───── SELECTED EXCERPT ─────

Consideration of effects data in soil for metabolites M635H020 and TFA are triggered by the assessment of additional information on potentially harmful or unacceptable effects submitted by the applicant BASF SE and falling under Article 56 of Regulation (EC) No 1107/2009.

Considering the data gap for an updated exposure assessment for metabolites M635H001, M635H002 and M635H003 PECsoil are not considered acceptable. Therefore, existing PECsoil for these metabolites are deleted from the LoEP but are left in the RAR as informative values. Moreover, based on the high margin of safety in the risk assessment and the related endpoints, the outcome is not considered to be affected by any change in the PEC values.

─────

■ **TASK DIRECTIONS**
Please revise everything from "Considering the data" down to "the PEC values." in the passage on soil metabolites, changing "exposure assessment" to "exposure evaluation". The records that come next are separate material and have no connection to the passage on soil metabolites.

───── DATA TO EXAMINE ─────

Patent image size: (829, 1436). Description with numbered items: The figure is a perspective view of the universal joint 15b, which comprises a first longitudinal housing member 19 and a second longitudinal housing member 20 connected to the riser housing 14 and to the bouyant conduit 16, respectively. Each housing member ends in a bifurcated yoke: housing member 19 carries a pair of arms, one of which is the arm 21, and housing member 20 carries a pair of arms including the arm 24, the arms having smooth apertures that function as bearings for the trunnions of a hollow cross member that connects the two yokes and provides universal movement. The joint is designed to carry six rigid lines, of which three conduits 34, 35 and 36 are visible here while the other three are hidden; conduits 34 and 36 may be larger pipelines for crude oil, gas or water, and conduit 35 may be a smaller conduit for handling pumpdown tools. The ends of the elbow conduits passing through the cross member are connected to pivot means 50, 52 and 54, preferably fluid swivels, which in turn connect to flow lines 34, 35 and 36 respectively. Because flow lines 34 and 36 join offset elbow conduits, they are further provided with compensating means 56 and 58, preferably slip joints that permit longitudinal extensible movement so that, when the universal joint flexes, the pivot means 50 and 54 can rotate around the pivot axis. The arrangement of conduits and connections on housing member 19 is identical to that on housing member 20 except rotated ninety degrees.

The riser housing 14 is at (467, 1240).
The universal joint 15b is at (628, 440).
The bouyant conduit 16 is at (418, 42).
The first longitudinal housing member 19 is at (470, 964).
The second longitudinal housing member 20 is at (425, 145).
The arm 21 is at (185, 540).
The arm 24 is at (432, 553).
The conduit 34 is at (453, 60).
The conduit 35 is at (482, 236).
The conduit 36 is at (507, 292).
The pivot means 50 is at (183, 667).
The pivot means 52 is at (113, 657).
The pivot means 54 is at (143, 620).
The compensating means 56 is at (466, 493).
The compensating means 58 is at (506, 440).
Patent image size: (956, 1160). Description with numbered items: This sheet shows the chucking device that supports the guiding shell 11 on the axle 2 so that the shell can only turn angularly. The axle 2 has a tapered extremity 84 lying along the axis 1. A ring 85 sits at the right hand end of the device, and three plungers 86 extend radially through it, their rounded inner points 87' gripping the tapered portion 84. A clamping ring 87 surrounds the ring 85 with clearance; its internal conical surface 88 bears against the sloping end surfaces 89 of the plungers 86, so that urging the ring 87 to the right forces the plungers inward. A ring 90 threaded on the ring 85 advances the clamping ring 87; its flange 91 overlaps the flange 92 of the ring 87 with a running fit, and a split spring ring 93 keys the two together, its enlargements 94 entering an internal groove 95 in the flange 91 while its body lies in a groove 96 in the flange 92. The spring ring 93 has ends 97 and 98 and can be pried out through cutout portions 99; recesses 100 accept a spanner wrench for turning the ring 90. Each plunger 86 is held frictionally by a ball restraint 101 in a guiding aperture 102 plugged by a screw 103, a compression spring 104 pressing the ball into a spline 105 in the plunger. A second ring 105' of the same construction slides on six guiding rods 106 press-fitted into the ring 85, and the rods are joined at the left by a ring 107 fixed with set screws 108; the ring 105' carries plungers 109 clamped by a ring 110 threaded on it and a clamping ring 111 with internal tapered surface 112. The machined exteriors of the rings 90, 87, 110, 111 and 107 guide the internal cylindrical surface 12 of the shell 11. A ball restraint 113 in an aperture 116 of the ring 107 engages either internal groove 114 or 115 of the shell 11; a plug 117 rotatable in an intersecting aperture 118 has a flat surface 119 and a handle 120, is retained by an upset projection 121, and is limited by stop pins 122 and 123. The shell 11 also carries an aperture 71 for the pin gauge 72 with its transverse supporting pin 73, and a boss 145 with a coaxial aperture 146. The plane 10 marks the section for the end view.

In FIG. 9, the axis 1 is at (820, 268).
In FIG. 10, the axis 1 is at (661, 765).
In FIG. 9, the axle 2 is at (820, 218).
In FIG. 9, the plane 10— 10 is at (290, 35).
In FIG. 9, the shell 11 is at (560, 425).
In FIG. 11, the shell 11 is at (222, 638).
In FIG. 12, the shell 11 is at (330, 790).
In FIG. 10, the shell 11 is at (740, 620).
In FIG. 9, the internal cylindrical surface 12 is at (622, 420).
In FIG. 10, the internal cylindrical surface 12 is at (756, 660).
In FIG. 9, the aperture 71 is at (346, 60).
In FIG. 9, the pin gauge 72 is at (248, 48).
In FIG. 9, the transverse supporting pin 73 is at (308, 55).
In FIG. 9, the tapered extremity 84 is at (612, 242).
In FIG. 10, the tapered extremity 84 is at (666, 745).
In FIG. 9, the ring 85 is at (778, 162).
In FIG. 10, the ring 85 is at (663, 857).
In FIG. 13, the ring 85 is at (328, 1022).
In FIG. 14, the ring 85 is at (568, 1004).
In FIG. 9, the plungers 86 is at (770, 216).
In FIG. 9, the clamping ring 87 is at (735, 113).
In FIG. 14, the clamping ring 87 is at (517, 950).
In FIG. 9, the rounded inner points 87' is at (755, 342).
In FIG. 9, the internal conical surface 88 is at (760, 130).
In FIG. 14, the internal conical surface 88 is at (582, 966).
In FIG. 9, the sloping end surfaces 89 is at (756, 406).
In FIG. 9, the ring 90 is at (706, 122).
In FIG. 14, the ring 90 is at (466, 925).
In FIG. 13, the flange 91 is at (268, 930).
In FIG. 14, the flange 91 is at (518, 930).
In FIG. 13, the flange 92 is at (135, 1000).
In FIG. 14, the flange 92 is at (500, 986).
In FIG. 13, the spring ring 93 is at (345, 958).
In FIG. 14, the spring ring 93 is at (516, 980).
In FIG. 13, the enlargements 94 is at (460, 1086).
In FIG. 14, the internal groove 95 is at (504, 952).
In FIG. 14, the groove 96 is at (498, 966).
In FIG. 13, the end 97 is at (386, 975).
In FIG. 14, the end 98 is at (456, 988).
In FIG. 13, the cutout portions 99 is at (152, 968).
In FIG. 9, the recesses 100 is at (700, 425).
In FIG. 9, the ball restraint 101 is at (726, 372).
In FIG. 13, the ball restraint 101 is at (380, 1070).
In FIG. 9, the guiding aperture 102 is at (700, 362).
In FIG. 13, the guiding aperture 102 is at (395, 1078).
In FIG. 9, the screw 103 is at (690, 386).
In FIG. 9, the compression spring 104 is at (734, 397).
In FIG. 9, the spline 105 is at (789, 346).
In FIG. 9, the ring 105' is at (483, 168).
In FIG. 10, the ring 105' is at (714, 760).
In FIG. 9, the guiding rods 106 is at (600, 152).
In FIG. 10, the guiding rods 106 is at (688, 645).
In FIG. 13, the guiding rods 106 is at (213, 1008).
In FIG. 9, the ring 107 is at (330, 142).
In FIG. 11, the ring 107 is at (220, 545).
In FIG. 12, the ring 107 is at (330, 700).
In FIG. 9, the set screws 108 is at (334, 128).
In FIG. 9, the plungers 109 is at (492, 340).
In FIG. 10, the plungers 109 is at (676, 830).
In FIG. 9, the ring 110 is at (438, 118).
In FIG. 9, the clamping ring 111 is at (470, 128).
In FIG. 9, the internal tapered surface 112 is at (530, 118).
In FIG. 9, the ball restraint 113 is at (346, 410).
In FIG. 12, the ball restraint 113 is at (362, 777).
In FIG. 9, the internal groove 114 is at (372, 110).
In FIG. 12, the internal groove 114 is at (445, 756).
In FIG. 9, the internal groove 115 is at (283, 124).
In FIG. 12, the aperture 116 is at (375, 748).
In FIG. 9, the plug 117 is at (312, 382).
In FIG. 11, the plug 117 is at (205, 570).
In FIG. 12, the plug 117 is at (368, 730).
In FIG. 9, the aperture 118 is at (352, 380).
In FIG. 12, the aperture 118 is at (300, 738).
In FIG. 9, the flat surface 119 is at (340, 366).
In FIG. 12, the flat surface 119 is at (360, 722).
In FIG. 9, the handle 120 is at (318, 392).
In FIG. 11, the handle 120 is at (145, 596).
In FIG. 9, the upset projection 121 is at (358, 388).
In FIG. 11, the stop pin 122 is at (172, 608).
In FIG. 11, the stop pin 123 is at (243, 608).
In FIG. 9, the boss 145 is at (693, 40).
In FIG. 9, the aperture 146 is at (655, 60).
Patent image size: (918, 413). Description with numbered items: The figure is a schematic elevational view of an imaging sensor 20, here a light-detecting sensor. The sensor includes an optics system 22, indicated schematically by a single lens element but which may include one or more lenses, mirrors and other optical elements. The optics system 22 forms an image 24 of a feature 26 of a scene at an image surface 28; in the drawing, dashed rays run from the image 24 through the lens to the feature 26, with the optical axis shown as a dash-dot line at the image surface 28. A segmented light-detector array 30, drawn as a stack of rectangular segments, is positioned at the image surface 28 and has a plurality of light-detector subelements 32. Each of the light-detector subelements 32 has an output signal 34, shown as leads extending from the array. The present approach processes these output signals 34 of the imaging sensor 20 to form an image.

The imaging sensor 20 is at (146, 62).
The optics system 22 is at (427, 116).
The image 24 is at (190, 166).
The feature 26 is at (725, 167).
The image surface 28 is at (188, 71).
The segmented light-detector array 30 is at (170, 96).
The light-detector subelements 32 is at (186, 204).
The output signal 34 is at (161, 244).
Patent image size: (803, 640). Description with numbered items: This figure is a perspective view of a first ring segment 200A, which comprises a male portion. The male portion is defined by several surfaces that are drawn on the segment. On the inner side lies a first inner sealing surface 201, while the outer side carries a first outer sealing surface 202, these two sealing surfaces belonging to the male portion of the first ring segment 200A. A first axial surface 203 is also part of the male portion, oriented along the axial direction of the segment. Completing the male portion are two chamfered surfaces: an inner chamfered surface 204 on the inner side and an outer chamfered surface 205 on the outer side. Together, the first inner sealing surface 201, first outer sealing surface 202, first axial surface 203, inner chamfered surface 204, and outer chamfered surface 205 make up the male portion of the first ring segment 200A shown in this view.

─────

■ **RESULT OF THIS TASK**
Considering the data gap for an updated exposure evaluation for metabolites M635H001, M635H002 and M635H003 PECsoil are not considered acceptable. Therefore, existing PECsoil for these metabolites are deleted from the LoEP but are left in the RAR as informative values. Moreover, based on the high margin of safety in the risk assessment and the related endpoints, the outcome is not considered to be affected by any change in the PEC values.